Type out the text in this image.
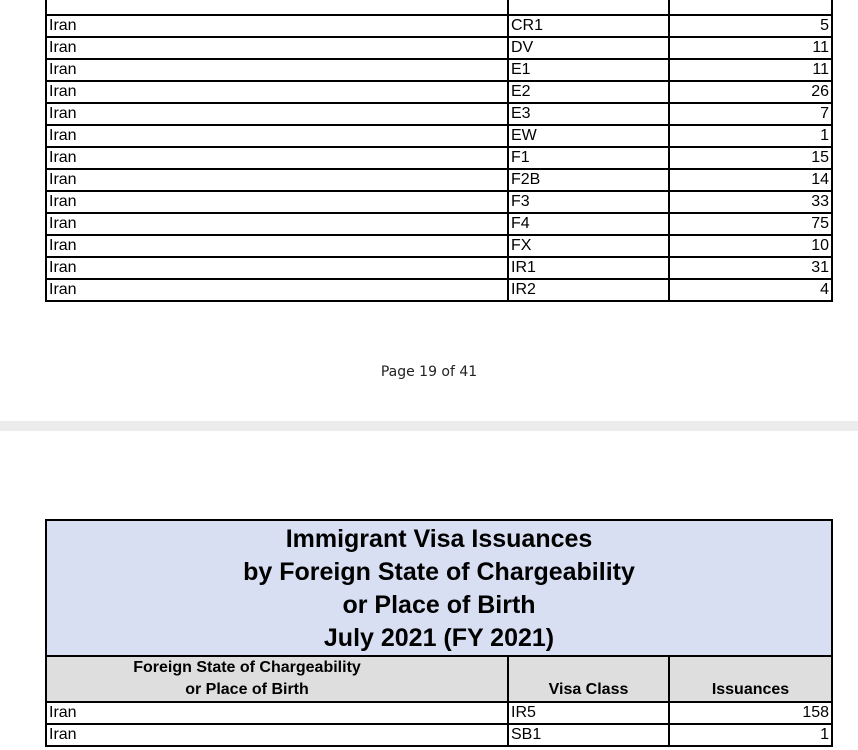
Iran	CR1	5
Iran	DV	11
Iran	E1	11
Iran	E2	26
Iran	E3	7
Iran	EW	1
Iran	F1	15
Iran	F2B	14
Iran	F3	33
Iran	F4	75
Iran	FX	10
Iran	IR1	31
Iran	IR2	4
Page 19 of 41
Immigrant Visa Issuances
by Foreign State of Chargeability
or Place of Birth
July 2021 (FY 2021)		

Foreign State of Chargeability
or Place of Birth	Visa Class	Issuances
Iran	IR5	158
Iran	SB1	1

☆ ☆ ☆ ☆ ☆

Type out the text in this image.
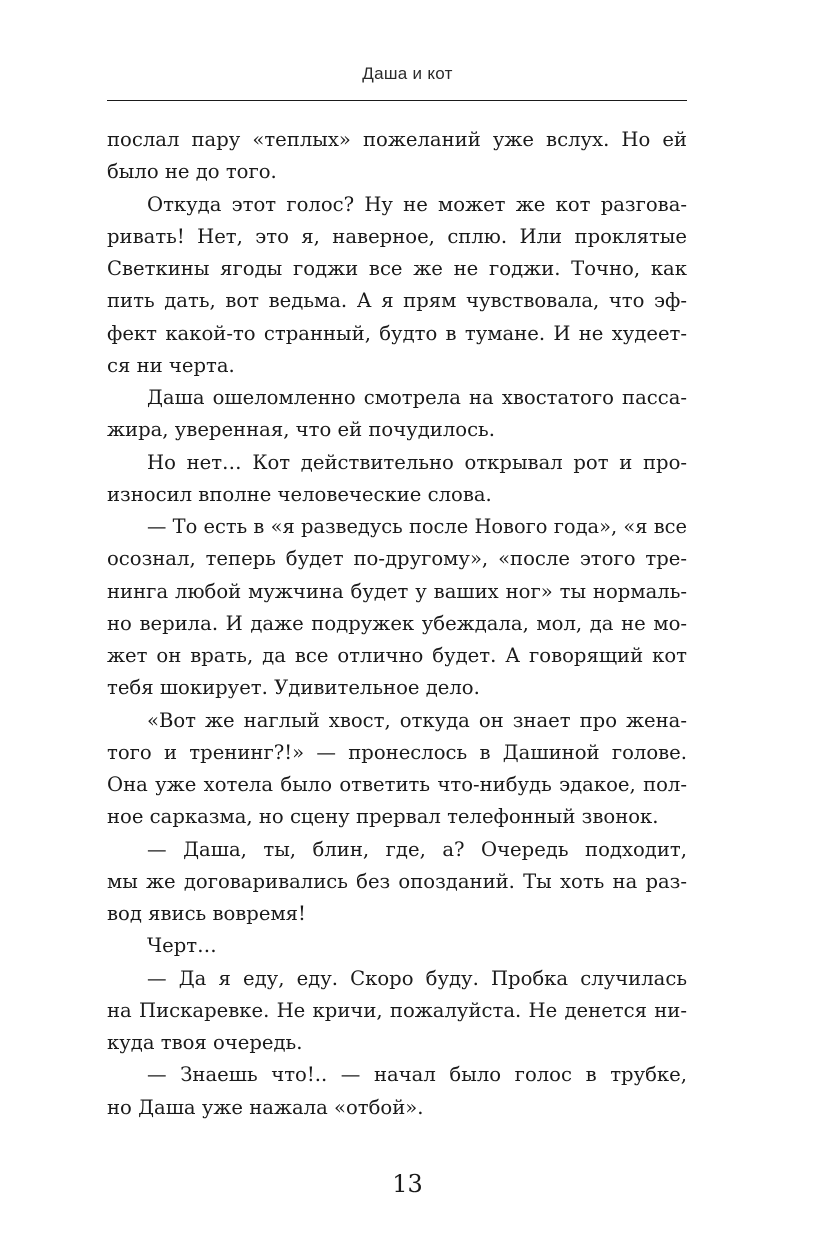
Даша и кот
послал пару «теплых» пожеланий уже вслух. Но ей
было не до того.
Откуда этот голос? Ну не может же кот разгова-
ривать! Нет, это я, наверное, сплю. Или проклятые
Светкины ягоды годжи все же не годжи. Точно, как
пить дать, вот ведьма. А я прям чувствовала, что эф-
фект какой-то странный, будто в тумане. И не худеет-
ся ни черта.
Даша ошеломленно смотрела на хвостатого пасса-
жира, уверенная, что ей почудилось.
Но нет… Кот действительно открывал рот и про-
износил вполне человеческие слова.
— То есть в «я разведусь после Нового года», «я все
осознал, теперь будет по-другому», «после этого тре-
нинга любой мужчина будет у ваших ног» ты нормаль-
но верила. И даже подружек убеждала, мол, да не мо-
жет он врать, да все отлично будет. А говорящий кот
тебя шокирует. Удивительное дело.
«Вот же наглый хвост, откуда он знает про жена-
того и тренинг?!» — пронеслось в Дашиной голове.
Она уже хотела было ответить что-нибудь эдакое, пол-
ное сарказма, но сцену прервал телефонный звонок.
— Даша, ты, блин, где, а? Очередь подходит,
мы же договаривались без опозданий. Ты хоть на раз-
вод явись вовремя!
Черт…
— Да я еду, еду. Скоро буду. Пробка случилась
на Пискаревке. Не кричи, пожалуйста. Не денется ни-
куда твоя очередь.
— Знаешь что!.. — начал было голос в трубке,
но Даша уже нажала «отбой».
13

☆ ☆ ☆ ☆ ☆

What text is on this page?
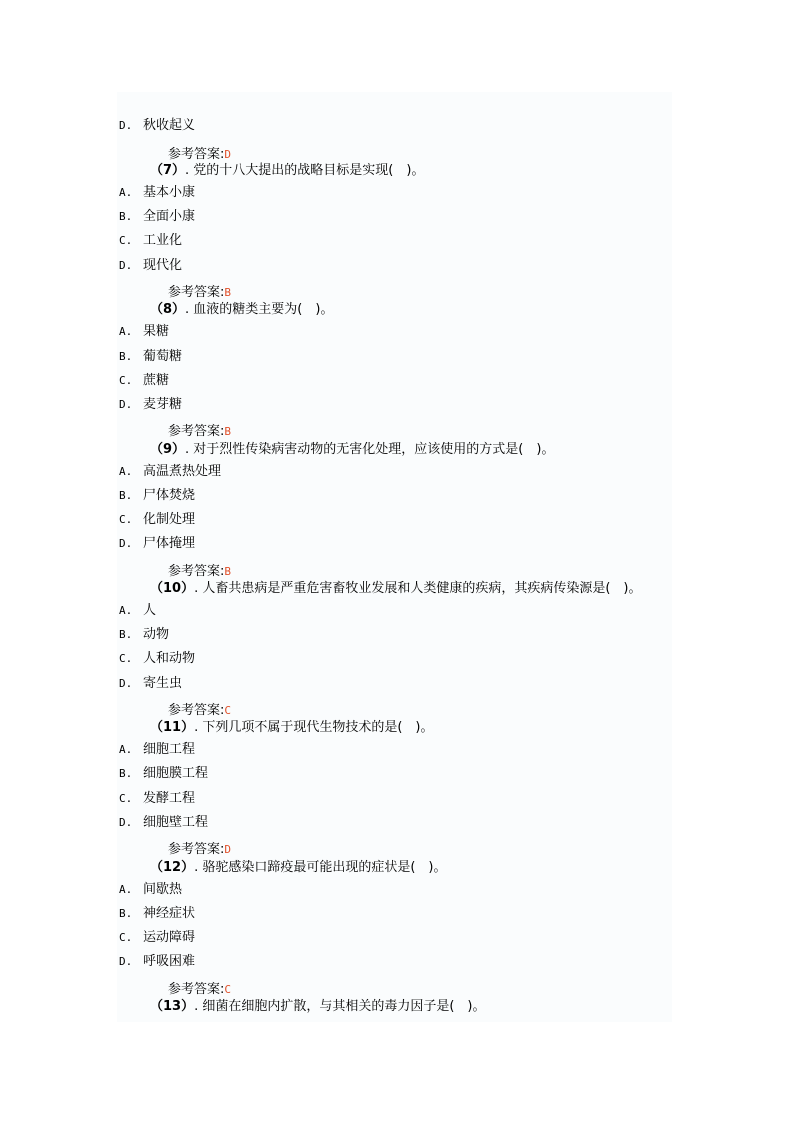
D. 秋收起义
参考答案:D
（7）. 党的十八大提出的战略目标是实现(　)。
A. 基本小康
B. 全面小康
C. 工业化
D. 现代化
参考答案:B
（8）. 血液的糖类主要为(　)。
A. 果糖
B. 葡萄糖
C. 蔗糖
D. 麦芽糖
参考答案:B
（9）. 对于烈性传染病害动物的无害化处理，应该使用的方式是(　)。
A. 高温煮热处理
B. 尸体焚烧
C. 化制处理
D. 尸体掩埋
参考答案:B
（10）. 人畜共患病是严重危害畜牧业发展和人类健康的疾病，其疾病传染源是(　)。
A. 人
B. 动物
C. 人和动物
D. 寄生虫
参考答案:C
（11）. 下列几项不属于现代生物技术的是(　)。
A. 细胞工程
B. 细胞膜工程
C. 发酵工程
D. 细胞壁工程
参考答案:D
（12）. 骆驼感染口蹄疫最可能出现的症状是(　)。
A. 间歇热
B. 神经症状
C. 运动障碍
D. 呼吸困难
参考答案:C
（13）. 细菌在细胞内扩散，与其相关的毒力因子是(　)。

☆ ☆ ☆ ☆ ☆

**THE EXERCISE:** Copy each line from the records above that includes the string "Даша".

**EXPECTED ANSWER:**
Даша и кот
Даша ошеломленно смотрела на хвостатого пасса-
— Даша, ты, блин, где, а? Очередь подходит,
но Даша уже нажала «отбой».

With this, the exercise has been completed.